>> start Provided material

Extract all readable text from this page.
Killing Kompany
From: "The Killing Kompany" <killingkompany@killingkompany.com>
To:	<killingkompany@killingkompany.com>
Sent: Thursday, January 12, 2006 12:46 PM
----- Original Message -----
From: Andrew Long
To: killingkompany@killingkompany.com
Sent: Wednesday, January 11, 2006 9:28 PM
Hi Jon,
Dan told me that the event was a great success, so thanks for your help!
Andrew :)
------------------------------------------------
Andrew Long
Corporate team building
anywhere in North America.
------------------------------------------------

>> end Provided material

**Your task:** Of the lines in this listing, report how many contain the string "Andrew", and give the number only.

**Complete output:** 3